What you will do -> Pick up the passage on Russia's view of EU and NATO expansion after its final sentence and write what follows.
>> BEGIN Document passage
Put yourself in Russian shoes for a brief instant: over the past two centuries, Russia has had to fight back invasions from France (led by Napoleon in 1812), an alliance including France, England and Turkey (Crimean War in the 1850s), and Germany in both world wars. Why does this matter? Because when one looks at a map of the world today, there really is only one empire that continues to gobble up territory all along its borders, insists on a common set of values with little discussion (removal of death penalty, acceptance of alternative lifestyles and multi- culturalism...), centralizes economic and political decisions away from local populations, etc. And that empire may be based in Brussels, but it is fundamentally run by Germans and Frenchmen (Belgians have a hard enough time running their own country). More importantly, that empire is coming ever closer to Russia’s borders.

Of course, the European Union’s enlargement on its own could be presented as primarily an economic enterprise, designed mainly to raise living standards in central and eastern Europe, and even to increase the potential of Russia’s neighbors as trading partners. However, this is not how most of the EU leaders themselves view the exercise; instead the EU project is defined as being first political, then economic. Worse yet in Russian eyes, the combination of the EU and NATO expansion, which is what we have broadly seen (with US recently sending fighter jets to Poland and a Baltic state) is a very different proposition, for there is nothing economic about NATO enlargement!
>> END Document passage
>> BEGIN Extracted data
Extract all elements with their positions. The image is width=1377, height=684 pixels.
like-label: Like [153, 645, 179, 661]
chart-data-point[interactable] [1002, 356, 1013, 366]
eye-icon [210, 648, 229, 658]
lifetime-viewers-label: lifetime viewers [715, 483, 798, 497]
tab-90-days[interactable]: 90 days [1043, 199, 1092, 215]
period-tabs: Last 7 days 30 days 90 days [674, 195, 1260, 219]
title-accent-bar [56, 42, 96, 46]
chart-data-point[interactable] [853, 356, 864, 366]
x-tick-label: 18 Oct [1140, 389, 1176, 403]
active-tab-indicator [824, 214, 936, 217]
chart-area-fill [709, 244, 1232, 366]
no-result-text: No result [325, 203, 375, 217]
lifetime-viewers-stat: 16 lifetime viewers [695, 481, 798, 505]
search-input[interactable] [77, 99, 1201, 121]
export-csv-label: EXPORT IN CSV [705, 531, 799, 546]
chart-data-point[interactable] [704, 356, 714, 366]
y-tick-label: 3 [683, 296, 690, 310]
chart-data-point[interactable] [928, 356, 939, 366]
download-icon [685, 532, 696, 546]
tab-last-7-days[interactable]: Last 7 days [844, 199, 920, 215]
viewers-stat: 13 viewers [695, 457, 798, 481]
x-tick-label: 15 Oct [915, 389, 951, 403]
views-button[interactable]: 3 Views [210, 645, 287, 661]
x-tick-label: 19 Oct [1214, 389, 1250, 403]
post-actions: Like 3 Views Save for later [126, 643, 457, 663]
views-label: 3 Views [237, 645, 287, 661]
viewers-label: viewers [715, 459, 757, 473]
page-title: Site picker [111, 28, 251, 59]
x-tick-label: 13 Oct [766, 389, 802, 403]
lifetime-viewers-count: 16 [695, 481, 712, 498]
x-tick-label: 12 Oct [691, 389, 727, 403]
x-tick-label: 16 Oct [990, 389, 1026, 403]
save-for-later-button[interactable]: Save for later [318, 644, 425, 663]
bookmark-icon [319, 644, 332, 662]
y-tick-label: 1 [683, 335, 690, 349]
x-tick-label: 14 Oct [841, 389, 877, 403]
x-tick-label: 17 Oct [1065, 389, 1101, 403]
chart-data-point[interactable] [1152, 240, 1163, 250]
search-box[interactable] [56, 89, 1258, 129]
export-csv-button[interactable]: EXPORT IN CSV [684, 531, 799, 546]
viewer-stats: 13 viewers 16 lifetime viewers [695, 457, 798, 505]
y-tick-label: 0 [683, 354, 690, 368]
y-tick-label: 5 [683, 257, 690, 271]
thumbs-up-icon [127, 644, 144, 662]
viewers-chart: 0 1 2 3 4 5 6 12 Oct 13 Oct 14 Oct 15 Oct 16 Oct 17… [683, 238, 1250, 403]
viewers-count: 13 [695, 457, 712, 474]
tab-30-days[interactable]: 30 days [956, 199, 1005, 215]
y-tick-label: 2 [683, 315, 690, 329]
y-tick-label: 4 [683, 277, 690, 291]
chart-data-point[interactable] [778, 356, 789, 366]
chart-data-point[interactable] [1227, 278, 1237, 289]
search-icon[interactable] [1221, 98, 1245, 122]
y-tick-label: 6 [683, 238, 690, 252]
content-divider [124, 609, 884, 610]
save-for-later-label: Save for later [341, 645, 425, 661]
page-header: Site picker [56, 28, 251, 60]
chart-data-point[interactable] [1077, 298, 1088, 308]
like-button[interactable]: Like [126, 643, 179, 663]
>> END Extracted data
Result ->
For Russia, how can the EU-NATO continuous eastward expansion not be seen as an unstoppable politico-military juggernaut, advancing relentlessly towards Russia’s borders and swallowing up all intervening countries, with the unique and critical exception of Russia itself? From Moscow, this eastward expansion can become hard to distinguish from previous encroachments by French and German leaders whose intentions may have been less benign than those of the present Western leaders, but whose supposedly “civilizing” missions were just as strong. Throw on top of that the debate/bashing of Russia over gay rights, the less than favorable coverage of its very expensive Olympic party, the glorification in the Western media of Pussy Riot, the confiscation of Russian assets in Cyprus ... and one can see why Russia may feel a little paranoid today when it comes to the EU. The Russians can probably relate to Joseph Heller’s line from Catch-22:“Ju st because you're paranoid doesn't mean they aren't after you.” 

Devilish Machiavellianism

Moving away from Russia’s paranoia and returning to Russia’s permanent interests, we should probably remind ourselves of the following when looking at recent developments: 1) Vladimir Putin is an ex-KGB officer and deeply nationalistic, 2) Putin is very aware of Russia’s long-term interests, 3) when the oil price is high, Russia is strong; when the oil price is weak, Russia is weak.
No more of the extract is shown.